• **Given task**
Reproduce all of the listing below without alteration.
# # # # #
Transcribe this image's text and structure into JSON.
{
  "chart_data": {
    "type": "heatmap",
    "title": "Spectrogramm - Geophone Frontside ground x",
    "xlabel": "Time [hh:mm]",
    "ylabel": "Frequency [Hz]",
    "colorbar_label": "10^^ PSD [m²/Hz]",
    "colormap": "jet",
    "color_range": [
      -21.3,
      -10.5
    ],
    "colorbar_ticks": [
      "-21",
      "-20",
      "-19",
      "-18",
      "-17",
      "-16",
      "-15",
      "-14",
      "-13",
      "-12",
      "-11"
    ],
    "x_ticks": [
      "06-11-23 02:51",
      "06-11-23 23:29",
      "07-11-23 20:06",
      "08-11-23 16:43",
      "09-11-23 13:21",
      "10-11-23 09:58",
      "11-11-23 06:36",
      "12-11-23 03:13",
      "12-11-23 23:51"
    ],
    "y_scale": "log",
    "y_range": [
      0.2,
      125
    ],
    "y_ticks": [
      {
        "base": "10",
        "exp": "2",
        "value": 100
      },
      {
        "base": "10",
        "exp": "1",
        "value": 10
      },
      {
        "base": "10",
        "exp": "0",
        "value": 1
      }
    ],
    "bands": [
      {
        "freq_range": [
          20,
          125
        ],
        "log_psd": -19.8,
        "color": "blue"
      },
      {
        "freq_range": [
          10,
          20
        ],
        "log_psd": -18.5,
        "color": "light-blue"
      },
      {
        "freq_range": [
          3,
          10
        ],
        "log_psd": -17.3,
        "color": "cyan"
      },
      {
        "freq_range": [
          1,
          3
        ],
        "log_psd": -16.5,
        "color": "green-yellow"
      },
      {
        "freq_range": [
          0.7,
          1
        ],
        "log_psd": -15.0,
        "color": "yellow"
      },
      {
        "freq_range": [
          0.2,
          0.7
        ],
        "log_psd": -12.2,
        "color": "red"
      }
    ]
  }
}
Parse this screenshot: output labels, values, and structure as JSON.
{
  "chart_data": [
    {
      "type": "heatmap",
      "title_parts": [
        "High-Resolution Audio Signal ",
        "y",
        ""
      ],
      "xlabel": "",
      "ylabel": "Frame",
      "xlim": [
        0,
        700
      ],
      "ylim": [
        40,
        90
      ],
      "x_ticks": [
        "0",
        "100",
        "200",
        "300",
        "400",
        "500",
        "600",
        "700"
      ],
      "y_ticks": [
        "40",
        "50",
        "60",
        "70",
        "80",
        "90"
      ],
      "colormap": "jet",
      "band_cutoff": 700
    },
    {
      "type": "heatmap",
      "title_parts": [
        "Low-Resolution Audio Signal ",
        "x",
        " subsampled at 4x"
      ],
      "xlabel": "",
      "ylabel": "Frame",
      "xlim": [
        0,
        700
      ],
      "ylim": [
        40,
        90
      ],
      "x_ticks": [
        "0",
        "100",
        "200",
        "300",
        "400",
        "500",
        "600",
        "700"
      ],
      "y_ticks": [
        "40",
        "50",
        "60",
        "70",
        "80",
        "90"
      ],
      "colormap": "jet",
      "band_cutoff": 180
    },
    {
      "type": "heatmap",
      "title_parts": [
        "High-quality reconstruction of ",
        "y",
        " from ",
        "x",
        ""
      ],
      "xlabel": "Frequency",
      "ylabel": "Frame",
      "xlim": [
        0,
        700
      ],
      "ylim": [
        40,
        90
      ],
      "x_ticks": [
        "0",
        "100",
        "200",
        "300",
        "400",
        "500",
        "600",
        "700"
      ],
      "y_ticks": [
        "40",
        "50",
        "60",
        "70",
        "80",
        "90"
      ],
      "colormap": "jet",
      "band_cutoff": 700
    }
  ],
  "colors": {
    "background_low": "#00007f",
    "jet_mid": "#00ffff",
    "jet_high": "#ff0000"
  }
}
# # # # #
• **The answer**
Transcribe this image's text and structure into JSON.
{
  "chart_data": {
    "type": "heatmap",
    "title": "Spectrogramm - Geophone Frontside ground x",
    "xlabel": "Time [hh:mm]",
    "ylabel": "Frequency [Hz]",
    "colorbar_label": "10^^ PSD [m²/Hz]",
    "colormap": "jet",
    "color_range": [
      -21.3,
      -10.5
    ],
    "colorbar_ticks": [
      "-21",
      "-20",
      "-19",
      "-18",
      "-17",
      "-16",
      "-15",
      "-14",
      "-13",
      "-12",
      "-11"
    ],
    "x_ticks": [
      "06-11-23 02:51",
      "06-11-23 23:29",
      "07-11-23 20:06",
      "08-11-23 16:43",
      "09-11-23 13:21",
      "10-11-23 09:58",
      "11-11-23 06:36",
      "12-11-23 03:13",
      "12-11-23 23:51"
    ],
    "y_scale": "log",
    "y_range": [
      0.2,
      125
    ],
    "y_ticks": [
      {
        "base": "10",
        "exp": "2",
        "value": 100
      },
      {
        "base": "10",
        "exp": "1",
        "value": 10
      },
      {
        "base": "10",
        "exp": "0",
        "value": 1
      }
    ],
    "bands": [
      {
        "freq_range": [
          20,
          125
        ],
        "log_psd": -19.8,
        "color": "blue"
      },
      {
        "freq_range": [
          10,
          20
        ],
        "log_psd": -18.5,
        "color": "light-blue"
      },
      {
        "freq_range": [
          3,
          10
        ],
        "log_psd": -17.3,
        "color": "cyan"
      },
      {
        "freq_range": [
          1,
          3
        ],
        "log_psd": -16.5,
        "color": "green-yellow"
      },
      {
        "freq_range": [
          0.7,
          1
        ],
        "log_psd": -15.0,
        "color": "yellow"
      },
      {
        "freq_range": [
          0.2,
          0.7
        ],
        "log_psd": -12.2,
        "color": "red"
      }
    ]
  }
}
Parse this screenshot: output labels, values, and structure as JSON.
{
  "chart_data": [
    {
      "type": "heatmap",
      "title_parts": [
        "High-Resolution Audio Signal ",
        "y",
        ""
      ],
      "xlabel": "",
      "ylabel": "Frame",
      "xlim": [
        0,
        700
      ],
      "ylim": [
        40,
        90
      ],
      "x_ticks": [
        "0",
        "100",
        "200",
        "300",
        "400",
        "500",
        "600",
        "700"
      ],
      "y_ticks": [
        "40",
        "50",
        "60",
        "70",
        "80",
        "90"
      ],
      "colormap": "jet",
      "band_cutoff": 700
    },
    {
      "type": "heatmap",
      "title_parts": [
        "Low-Resolution Audio Signal ",
        "x",
        " subsampled at 4x"
      ],
      "xlabel": "",
      "ylabel": "Frame",
      "xlim": [
        0,
        700
      ],
      "ylim": [
        40,
        90
      ],
      "x_ticks": [
        "0",
        "100",
        "200",
        "300",
        "400",
        "500",
        "600",
        "700"
      ],
      "y_ticks": [
        "40",
        "50",
        "60",
        "70",
        "80",
        "90"
      ],
      "colormap": "jet",
      "band_cutoff": 180
    },
    {
      "type": "heatmap",
      "title_parts": [
        "High-quality reconstruction of ",
        "y",
        " from ",
        "x",
        ""
      ],
      "xlabel": "Frequency",
      "ylabel": "Frame",
      "xlim": [
        0,
        700
      ],
      "ylim": [
        40,
        90
      ],
      "x_ticks": [
        "0",
        "100",
        "200",
        "300",
        "400",
        "500",
        "600",
        "700"
      ],
      "y_ticks": [
        "40",
        "50",
        "60",
        "70",
        "80",
        "90"
      ],
      "colormap": "jet",
      "band_cutoff": 700
    }
  ],
  "colors": {
    "background_low": "#00007f",
    "jet_mid": "#00ffff",
    "jet_high": "#ff0000"
  }
}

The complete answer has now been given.